* start *
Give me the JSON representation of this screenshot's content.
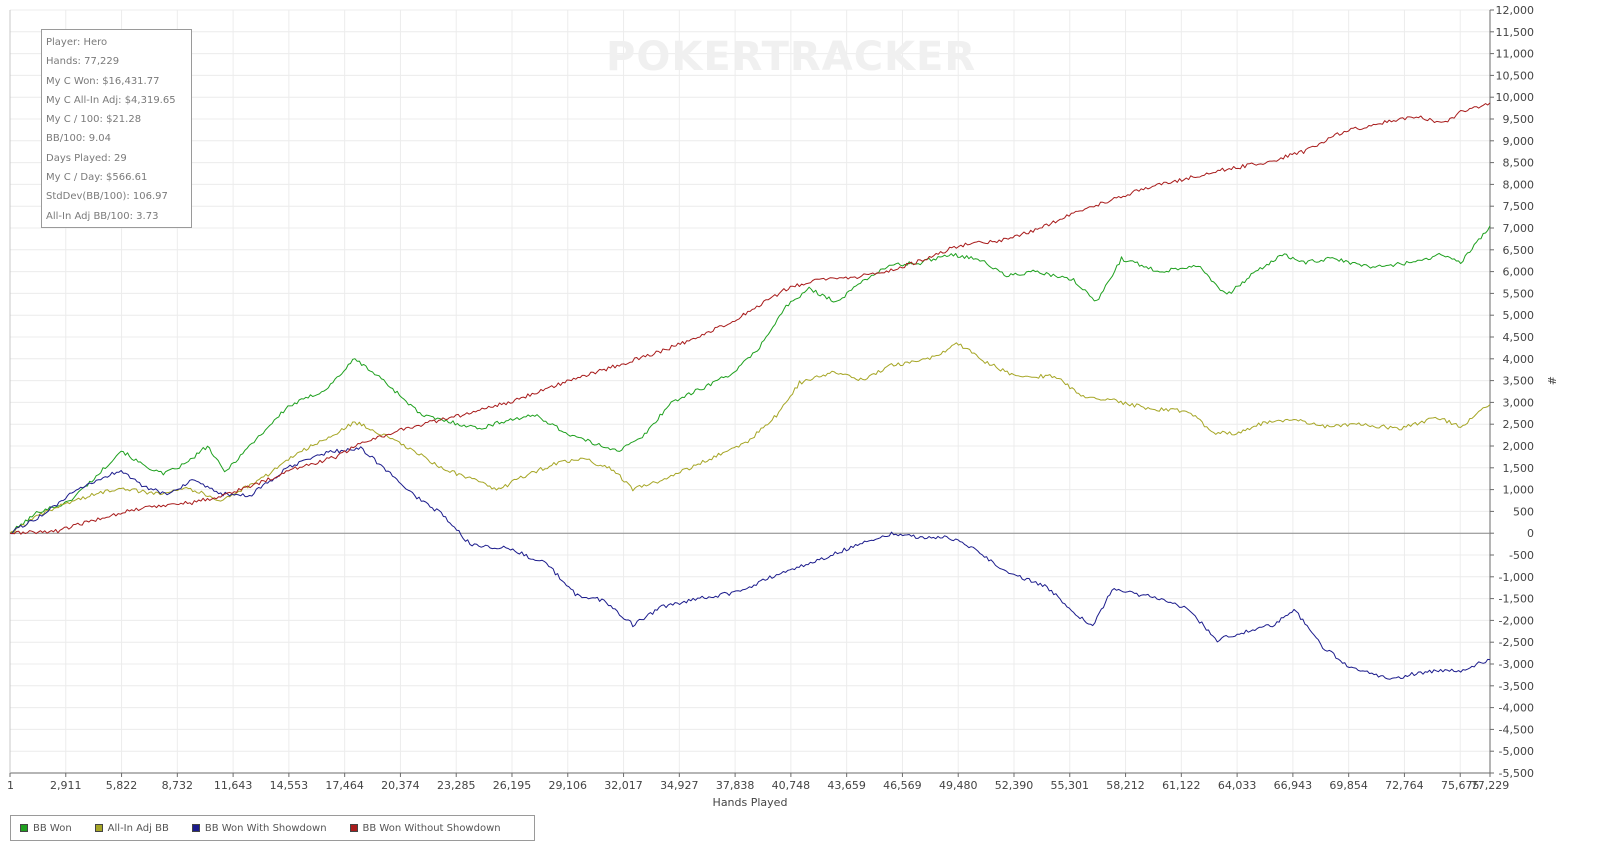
{
  "watermark": "POKERTRACKER",
  "stats": [
    "Player: Hero",
    "Hands: 77,229",
    "My C Won: $16,431.77",
    "My C All-In Adj: $4,319.65",
    "My C / 100: $21.28",
    "BB/100: 9.04",
    "Days Played: 29",
    "My C / Day: $566.61",
    "StdDev(BB/100): 106.97",
    "All-In Adj BB/100: 3.73"
  ],
  "chart_data": {
    "type": "line",
    "title": "",
    "xlabel": "Hands Played",
    "ylabel": "#",
    "xlim": [
      1,
      77229
    ],
    "ylim": [
      -5500,
      12000
    ],
    "x_ticks": [
      1,
      2911,
      5822,
      8732,
      11643,
      14553,
      17464,
      20374,
      23285,
      26195,
      29106,
      32017,
      34927,
      37838,
      40748,
      43659,
      46569,
      49480,
      52390,
      55301,
      58212,
      61122,
      64033,
      66943,
      69854,
      72764,
      75675,
      77229
    ],
    "x_tick_labels": [
      "1",
      "2,911",
      "5,822",
      "8,732",
      "11,643",
      "14,553",
      "17,464",
      "20,374",
      "23,285",
      "26,195",
      "29,106",
      "32,017",
      "34,927",
      "37,838",
      "40,748",
      "43,659",
      "46,569",
      "49,480",
      "52,390",
      "55,301",
      "58,212",
      "61,122",
      "64,033",
      "66,943",
      "69,854",
      "72,764",
      "75,675",
      "77,229"
    ],
    "y_ticks": [
      -5500,
      -5000,
      -4500,
      -4000,
      -3500,
      -3000,
      -2500,
      -2000,
      -1500,
      -1000,
      -500,
      0,
      500,
      1000,
      1500,
      2000,
      2500,
      3000,
      3500,
      4000,
      4500,
      5000,
      5500,
      6000,
      6500,
      7000,
      7500,
      8000,
      8500,
      9000,
      9500,
      10000,
      10500,
      11000,
      11500,
      12000
    ],
    "y_tick_labels": [
      "-5,500",
      "-5,000",
      "-4,500",
      "-4,000",
      "-3,500",
      "-3,000",
      "-2,500",
      "-2,000",
      "-1,500",
      "-1,000",
      "-500",
      "0",
      "500",
      "1,000",
      "1,500",
      "2,000",
      "2,500",
      "3,000",
      "3,500",
      "4,000",
      "4,500",
      "5,000",
      "5,500",
      "6,000",
      "6,500",
      "7,000",
      "7,500",
      "8,000",
      "8,500",
      "9,000",
      "9,500",
      "10,000",
      "10,500",
      "11,000",
      "11,500",
      "12,000"
    ],
    "grid": true,
    "legend_position": "bottom-left",
    "series": [
      {
        "name": "BB Won",
        "color": "#1fa01f",
        "x": [
          0,
          1500,
          3000,
          4500,
          5800,
          6800,
          8000,
          9200,
          10300,
          11200,
          12500,
          14500,
          16500,
          18000,
          19500,
          21500,
          23000,
          24500,
          26000,
          27500,
          29000,
          30500,
          31800,
          33000,
          34500,
          36000,
          37800,
          39000,
          40500,
          41700,
          43200,
          44500,
          46000,
          47500,
          49000,
          50500,
          52000,
          53500,
          55500,
          56700,
          58000,
          60000,
          62000,
          63500,
          65000,
          66500,
          67500,
          69000,
          71000,
          73000,
          74800,
          75700,
          77229
        ],
        "y": [
          0,
          500,
          700,
          1300,
          1900,
          1600,
          1350,
          1600,
          2000,
          1400,
          2000,
          2900,
          3300,
          4000,
          3500,
          2700,
          2550,
          2400,
          2600,
          2700,
          2300,
          2050,
          1900,
          2200,
          3000,
          3300,
          3700,
          4200,
          5200,
          5600,
          5300,
          5800,
          6150,
          6200,
          6400,
          6300,
          5900,
          6000,
          5800,
          5300,
          6300,
          6000,
          6150,
          5450,
          6000,
          6400,
          6200,
          6300,
          6100,
          6200,
          6400,
          6200,
          7050
        ]
      },
      {
        "name": "All-In Adj BB",
        "color": "#a6a626",
        "x": [
          0,
          1500,
          3000,
          4500,
          5800,
          7500,
          9200,
          11000,
          13000,
          15000,
          16500,
          18000,
          19500,
          21000,
          22500,
          24000,
          25500,
          27000,
          28500,
          30000,
          31500,
          32500,
          34500,
          36500,
          38500,
          40000,
          41200,
          43000,
          44500,
          46000,
          48000,
          49500,
          51000,
          52500,
          54500,
          56000,
          57500,
          59500,
          61500,
          62800,
          64000,
          65500,
          67000,
          68500,
          70500,
          72500,
          74500,
          75700,
          77229
        ],
        "y": [
          0,
          400,
          700,
          900,
          1050,
          900,
          1050,
          750,
          1200,
          1850,
          2150,
          2550,
          2250,
          1900,
          1500,
          1250,
          1000,
          1350,
          1600,
          1700,
          1450,
          1000,
          1300,
          1700,
          2100,
          2700,
          3450,
          3700,
          3500,
          3850,
          4000,
          4350,
          3900,
          3600,
          3600,
          3150,
          3050,
          2850,
          2800,
          2300,
          2300,
          2550,
          2600,
          2450,
          2500,
          2400,
          2650,
          2450,
          2950
        ]
      },
      {
        "name": "BB Won With Showdown",
        "color": "#1c1c8c",
        "x": [
          0,
          1000,
          2000,
          3000,
          4500,
          5800,
          7000,
          8200,
          9500,
          11000,
          12500,
          14500,
          16500,
          18300,
          19500,
          21000,
          22500,
          24000,
          26000,
          28000,
          29500,
          31000,
          32500,
          34000,
          36000,
          38000,
          40000,
          42000,
          44000,
          46000,
          47500,
          49000,
          50500,
          52000,
          54000,
          55500,
          56500,
          57500,
          59500,
          61500,
          63000,
          64500,
          66000,
          67000,
          68500,
          70000,
          72000,
          73500,
          75000,
          75700,
          77229
        ],
        "y": [
          0,
          250,
          500,
          850,
          1200,
          1450,
          1050,
          900,
          1200,
          900,
          850,
          1500,
          1850,
          1950,
          1500,
          900,
          450,
          -250,
          -350,
          -700,
          -1400,
          -1550,
          -2100,
          -1700,
          -1500,
          -1350,
          -950,
          -650,
          -300,
          0,
          -100,
          -100,
          -400,
          -900,
          -1200,
          -1800,
          -2150,
          -1300,
          -1450,
          -1750,
          -2450,
          -2250,
          -2100,
          -1750,
          -2600,
          -3100,
          -3350,
          -3200,
          -3150,
          -3150,
          -2900
        ]
      },
      {
        "name": "BB Won Without Showdown",
        "color": "#a81c1c",
        "x": [
          0,
          2500,
          4000,
          6000,
          8000,
          9500,
          11000,
          13000,
          15000,
          17000,
          18500,
          21000,
          23500,
          26000,
          28500,
          31000,
          33500,
          36000,
          38500,
          40500,
          42000,
          43500,
          45500,
          47500,
          49500,
          51500,
          53500,
          55500,
          57500,
          59500,
          61500,
          63500,
          65500,
          67500,
          69500,
          71500,
          73500,
          74800,
          75700,
          77229
        ],
        "y": [
          0,
          50,
          250,
          500,
          650,
          700,
          850,
          1150,
          1500,
          1750,
          2100,
          2450,
          2700,
          3000,
          3400,
          3750,
          4100,
          4500,
          5050,
          5600,
          5800,
          5850,
          5950,
          6250,
          6600,
          6700,
          6950,
          7350,
          7650,
          7950,
          8150,
          8350,
          8500,
          8750,
          9200,
          9400,
          9550,
          9400,
          9650,
          9870
        ]
      }
    ]
  }
}
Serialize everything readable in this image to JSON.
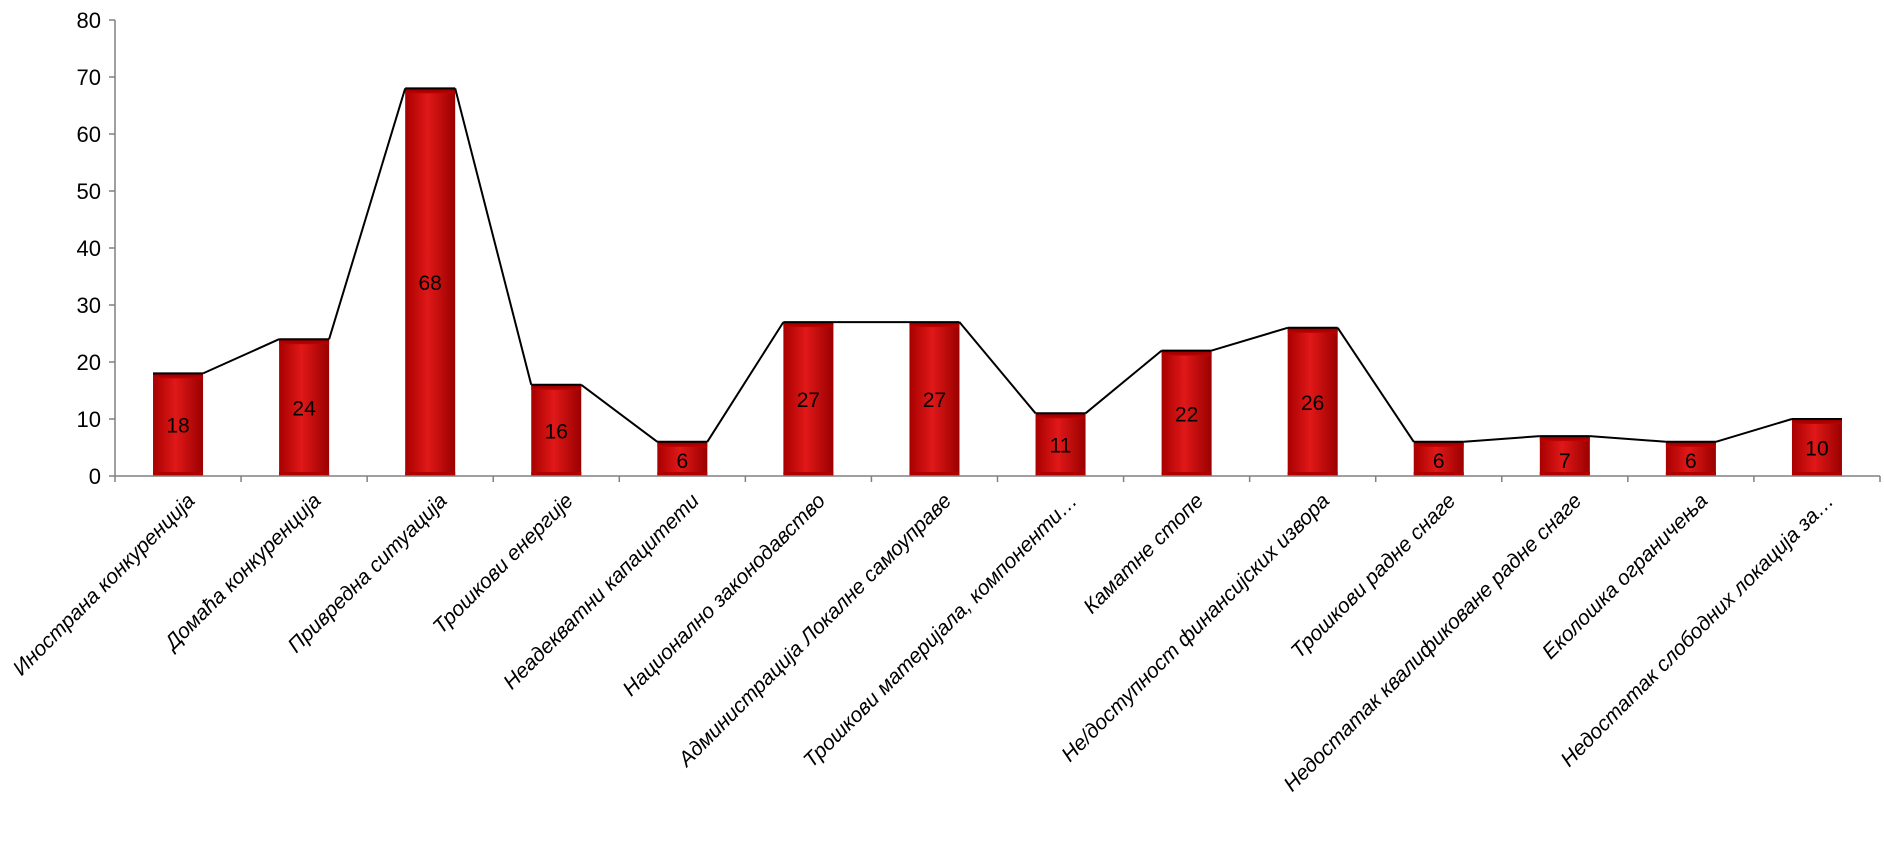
* end *
Write out every line from the entries where "this" appears.

Give me the JSON representation of this screenshot's content.
Serialize everything readable in this image to JSON.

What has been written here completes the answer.